Task requirements: In the records below, locate the line containing "Extract all readable text from this page.", then output that line and all later lines exactly, through the last one.

----- Task material

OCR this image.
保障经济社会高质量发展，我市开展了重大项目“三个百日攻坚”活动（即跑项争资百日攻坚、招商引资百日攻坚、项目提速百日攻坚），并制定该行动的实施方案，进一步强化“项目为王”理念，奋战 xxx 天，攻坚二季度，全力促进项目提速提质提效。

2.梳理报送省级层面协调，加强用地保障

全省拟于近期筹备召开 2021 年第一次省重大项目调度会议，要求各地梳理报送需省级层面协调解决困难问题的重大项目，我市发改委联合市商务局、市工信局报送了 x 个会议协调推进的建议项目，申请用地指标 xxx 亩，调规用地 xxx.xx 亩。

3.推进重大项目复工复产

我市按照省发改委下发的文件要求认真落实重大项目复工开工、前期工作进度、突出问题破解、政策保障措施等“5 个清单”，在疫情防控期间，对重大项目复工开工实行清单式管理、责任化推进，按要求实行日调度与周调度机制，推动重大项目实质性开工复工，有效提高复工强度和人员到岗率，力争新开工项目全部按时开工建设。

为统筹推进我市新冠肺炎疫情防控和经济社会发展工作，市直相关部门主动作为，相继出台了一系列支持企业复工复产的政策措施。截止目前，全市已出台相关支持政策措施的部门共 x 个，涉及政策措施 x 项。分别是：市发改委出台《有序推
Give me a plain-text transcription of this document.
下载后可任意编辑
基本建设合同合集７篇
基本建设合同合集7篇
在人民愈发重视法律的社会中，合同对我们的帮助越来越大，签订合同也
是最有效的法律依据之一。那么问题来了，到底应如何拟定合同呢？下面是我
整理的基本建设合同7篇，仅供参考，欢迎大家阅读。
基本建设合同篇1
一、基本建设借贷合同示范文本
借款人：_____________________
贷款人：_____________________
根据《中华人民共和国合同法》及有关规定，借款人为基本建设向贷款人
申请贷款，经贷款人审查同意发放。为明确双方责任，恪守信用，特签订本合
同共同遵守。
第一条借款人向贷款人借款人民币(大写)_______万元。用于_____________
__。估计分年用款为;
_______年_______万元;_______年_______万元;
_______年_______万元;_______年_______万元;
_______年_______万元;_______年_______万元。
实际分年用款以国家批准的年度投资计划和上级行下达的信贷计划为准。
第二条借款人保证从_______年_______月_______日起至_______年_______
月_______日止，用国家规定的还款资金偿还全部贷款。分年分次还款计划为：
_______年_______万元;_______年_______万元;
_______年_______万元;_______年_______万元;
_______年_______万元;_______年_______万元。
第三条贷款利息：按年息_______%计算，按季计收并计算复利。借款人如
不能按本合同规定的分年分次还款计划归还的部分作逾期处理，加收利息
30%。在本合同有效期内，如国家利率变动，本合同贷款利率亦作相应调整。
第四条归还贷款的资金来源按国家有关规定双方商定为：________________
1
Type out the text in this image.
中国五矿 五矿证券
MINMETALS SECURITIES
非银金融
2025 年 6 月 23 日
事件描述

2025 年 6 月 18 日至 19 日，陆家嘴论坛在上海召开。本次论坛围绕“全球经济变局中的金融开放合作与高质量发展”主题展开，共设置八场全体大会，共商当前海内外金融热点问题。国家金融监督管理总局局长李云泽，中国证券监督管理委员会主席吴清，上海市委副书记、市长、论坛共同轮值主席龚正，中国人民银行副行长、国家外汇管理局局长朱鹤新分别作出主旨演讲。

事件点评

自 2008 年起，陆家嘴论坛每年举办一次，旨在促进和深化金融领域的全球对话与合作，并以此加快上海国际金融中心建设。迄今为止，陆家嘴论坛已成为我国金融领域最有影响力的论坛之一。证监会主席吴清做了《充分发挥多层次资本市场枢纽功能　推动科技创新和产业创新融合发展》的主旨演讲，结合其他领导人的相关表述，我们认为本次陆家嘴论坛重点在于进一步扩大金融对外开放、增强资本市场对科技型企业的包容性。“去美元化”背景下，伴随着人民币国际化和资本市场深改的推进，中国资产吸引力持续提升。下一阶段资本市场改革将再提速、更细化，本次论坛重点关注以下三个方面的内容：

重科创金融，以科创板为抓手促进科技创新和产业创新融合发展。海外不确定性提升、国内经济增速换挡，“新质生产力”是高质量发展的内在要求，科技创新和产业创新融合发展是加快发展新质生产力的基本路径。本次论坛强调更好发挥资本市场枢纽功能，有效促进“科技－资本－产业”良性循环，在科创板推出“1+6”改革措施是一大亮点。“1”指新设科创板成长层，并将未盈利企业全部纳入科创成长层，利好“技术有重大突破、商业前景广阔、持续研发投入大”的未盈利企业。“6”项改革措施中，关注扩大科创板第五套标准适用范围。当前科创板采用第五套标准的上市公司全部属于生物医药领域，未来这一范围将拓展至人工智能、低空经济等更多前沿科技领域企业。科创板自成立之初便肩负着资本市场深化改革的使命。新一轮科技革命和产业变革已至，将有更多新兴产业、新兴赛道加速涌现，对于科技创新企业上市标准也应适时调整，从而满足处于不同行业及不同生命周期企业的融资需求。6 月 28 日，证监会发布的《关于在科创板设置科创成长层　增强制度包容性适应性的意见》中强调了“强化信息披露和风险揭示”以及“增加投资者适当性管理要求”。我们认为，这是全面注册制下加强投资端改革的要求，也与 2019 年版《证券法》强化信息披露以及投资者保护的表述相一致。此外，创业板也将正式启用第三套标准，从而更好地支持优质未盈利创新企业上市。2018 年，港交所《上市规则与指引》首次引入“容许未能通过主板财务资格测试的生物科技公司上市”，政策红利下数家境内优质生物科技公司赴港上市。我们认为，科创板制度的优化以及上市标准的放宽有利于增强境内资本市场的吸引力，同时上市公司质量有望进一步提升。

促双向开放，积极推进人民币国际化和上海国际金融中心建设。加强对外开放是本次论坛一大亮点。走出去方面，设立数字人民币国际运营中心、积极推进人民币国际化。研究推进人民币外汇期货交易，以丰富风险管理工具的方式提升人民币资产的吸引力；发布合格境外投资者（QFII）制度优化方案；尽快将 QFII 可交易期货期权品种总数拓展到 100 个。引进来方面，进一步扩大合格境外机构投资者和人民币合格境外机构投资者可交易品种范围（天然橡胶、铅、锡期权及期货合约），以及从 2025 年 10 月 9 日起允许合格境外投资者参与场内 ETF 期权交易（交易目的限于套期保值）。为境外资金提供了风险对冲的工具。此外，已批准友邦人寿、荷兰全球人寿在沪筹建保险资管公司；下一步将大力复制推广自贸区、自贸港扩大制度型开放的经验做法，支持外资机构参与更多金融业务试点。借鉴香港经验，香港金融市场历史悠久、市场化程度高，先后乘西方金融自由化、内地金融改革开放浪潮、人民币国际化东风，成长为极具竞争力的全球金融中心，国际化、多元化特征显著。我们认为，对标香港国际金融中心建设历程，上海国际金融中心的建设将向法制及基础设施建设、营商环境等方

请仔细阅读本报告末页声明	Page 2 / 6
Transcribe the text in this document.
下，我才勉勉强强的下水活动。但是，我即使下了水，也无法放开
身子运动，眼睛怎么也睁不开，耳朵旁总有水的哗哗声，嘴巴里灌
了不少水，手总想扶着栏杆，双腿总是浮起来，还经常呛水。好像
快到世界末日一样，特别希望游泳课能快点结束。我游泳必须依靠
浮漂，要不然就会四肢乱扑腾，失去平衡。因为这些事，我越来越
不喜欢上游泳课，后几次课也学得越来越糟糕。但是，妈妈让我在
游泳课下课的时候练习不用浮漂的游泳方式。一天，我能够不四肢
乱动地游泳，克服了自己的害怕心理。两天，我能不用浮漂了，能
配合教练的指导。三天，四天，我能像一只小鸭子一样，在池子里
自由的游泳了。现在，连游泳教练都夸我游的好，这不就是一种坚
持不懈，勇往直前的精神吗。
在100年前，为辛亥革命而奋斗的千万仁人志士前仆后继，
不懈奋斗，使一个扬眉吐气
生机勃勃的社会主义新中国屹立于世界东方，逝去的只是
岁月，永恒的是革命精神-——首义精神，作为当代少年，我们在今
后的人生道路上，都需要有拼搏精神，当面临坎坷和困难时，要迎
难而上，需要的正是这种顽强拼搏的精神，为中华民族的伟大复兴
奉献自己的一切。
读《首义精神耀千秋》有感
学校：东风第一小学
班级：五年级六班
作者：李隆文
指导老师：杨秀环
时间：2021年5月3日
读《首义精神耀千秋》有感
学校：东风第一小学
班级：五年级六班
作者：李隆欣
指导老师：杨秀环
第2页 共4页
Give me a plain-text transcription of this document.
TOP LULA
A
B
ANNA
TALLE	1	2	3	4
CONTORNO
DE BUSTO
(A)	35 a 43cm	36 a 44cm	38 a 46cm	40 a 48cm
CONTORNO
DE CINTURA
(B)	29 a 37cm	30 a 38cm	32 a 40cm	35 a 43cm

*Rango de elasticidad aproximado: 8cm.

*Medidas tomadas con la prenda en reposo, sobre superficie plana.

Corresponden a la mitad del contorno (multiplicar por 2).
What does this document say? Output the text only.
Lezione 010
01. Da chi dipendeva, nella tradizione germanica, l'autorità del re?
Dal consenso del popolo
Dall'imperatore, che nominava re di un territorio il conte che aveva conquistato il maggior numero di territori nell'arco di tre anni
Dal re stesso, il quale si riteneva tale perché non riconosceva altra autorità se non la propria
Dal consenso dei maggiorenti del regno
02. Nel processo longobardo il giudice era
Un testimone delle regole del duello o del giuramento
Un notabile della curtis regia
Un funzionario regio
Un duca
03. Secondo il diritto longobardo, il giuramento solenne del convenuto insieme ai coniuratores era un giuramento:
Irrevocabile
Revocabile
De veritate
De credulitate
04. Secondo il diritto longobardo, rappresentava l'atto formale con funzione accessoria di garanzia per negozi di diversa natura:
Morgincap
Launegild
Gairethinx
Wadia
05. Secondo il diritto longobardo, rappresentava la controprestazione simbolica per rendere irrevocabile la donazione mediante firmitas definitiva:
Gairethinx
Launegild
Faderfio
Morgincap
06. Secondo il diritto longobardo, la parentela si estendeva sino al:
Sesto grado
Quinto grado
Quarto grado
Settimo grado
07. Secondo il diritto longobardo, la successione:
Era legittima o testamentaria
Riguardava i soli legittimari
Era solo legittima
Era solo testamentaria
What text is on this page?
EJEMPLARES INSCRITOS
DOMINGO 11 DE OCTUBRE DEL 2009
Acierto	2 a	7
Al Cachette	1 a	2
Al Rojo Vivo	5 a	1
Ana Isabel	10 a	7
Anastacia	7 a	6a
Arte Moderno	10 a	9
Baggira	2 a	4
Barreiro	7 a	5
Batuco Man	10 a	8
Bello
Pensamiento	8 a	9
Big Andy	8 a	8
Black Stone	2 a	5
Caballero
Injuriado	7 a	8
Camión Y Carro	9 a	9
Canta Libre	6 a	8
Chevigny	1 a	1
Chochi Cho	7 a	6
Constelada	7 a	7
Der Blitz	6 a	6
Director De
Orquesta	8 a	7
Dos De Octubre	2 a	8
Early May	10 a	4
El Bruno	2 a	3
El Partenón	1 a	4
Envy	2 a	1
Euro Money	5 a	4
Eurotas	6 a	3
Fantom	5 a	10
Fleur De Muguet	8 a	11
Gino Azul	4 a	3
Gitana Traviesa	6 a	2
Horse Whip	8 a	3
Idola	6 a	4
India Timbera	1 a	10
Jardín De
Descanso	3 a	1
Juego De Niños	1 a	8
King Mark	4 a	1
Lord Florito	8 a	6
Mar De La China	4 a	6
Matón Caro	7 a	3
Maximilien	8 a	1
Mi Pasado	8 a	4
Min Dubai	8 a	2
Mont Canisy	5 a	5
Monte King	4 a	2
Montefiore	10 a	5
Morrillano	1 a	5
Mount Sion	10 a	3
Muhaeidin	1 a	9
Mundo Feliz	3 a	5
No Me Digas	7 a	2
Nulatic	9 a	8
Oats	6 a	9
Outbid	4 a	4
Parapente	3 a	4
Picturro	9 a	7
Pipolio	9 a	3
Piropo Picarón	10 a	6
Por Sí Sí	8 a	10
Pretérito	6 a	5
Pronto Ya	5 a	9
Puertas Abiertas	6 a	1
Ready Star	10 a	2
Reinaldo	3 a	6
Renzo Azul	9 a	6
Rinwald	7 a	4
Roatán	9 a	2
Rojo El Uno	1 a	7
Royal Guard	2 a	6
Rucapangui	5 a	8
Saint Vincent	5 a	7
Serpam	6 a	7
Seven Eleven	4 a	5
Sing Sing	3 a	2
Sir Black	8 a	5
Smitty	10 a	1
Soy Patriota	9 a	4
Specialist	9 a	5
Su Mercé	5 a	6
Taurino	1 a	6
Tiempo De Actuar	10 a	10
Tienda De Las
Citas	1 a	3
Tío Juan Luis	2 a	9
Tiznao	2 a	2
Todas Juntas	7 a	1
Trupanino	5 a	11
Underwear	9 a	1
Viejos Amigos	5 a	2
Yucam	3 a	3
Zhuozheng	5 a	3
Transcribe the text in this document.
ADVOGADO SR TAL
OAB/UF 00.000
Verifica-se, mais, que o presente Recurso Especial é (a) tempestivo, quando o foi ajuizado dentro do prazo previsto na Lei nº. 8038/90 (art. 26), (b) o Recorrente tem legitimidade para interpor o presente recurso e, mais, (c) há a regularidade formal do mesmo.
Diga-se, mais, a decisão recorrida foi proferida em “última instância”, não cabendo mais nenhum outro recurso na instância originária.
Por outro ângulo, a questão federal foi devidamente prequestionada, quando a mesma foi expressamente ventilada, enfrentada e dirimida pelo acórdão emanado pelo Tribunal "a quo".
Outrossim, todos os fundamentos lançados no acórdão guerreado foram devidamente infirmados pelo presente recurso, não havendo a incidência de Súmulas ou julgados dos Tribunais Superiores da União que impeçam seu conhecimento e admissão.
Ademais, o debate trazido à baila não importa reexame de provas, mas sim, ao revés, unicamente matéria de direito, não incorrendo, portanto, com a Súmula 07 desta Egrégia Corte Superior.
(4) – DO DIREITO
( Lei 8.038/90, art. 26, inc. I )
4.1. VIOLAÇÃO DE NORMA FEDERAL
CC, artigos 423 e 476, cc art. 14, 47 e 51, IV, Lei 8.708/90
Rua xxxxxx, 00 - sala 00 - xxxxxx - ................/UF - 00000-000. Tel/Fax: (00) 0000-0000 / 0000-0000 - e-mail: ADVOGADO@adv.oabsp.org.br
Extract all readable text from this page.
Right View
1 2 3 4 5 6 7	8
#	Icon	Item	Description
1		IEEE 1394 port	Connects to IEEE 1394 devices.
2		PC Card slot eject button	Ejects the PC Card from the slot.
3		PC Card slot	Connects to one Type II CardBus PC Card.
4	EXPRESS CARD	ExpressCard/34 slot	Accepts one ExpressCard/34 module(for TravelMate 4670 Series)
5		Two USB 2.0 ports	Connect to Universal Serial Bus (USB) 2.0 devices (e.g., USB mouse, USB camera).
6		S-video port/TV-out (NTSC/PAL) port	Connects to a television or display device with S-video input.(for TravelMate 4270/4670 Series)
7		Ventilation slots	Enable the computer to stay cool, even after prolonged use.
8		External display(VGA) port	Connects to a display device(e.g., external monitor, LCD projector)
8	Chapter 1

----------

Output for this exercise:
Extract all readable text from this page.
Right View
1 2 3 4 5 6 7	8
#	Icon	Item	Description
1		IEEE 1394 port	Connects to IEEE 1394 devices.
2		PC Card slot eject button	Ejects the PC Card from the slot.
3		PC Card slot	Connects to one Type II CardBus PC Card.
4	EXPRESS CARD	ExpressCard/34 slot	Accepts one ExpressCard/34 module(for TravelMate 4670 Series)
5		Two USB 2.0 ports	Connect to Universal Serial Bus (USB) 2.0 devices (e.g., USB mouse, USB camera).
6		S-video port/TV-out (NTSC/PAL) port	Connects to a television or display device with S-video input.(for TravelMate 4270/4670 Series)
7		Ventilation slots	Enable the computer to stay cool, even after prolonged use.
8		External display(VGA) port	Connects to a display device(e.g., external monitor, LCD projector)
8	Chapter 1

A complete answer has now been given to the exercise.